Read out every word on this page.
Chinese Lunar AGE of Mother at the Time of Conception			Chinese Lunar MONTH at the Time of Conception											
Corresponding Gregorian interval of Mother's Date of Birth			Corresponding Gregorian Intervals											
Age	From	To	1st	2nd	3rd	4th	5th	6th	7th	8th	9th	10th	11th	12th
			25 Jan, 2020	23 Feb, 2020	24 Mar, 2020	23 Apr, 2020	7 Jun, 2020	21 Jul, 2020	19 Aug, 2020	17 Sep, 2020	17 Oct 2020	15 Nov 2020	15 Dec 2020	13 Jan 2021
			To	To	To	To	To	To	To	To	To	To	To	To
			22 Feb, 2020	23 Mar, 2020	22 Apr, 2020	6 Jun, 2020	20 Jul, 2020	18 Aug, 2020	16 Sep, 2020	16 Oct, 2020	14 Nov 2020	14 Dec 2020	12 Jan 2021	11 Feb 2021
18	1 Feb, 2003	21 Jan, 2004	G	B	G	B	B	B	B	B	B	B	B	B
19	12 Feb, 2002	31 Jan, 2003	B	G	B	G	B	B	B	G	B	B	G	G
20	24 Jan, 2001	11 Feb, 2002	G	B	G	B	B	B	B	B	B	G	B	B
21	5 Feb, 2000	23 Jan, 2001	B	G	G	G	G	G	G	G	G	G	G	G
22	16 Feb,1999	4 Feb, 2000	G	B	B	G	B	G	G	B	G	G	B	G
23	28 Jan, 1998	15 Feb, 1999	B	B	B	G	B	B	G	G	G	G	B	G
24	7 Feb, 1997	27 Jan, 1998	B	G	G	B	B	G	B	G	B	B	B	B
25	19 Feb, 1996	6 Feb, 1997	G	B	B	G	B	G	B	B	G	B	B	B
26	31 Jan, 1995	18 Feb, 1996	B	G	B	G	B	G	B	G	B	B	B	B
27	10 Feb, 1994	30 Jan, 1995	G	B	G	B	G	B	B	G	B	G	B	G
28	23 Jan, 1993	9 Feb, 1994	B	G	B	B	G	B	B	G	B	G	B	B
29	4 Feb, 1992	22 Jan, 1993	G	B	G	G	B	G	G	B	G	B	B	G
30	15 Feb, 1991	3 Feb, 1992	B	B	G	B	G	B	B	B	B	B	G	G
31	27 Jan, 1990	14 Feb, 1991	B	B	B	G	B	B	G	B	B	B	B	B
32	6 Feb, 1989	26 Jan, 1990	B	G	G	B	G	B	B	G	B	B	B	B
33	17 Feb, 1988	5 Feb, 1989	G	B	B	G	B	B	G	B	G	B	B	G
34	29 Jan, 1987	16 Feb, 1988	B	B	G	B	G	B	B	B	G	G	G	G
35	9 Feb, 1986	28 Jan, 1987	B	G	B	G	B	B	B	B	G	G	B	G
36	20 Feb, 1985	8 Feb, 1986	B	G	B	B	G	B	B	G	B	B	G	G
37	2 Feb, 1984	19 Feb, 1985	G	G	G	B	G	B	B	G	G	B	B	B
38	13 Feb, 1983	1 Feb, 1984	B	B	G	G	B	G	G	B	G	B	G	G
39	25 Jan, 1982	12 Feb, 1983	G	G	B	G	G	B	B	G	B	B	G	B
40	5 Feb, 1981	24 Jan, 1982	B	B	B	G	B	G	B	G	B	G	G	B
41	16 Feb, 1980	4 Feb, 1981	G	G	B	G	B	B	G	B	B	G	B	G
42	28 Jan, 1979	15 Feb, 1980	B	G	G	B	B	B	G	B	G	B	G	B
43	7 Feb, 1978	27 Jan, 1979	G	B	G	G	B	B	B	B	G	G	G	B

★ ★ ★ ★

» **WHAT THE TASK REQUIRES**: Copy each line of the preceding data that contains the string "Mother".

» **FINAL ANSWER**:
Chinese Lunar AGE of Mother at the Time of Conception			Chinese Lunar MONTH at the Time of Conception											
Corresponding Gregorian interval of Mother's Date of Birth			Corresponding Gregorian Intervals											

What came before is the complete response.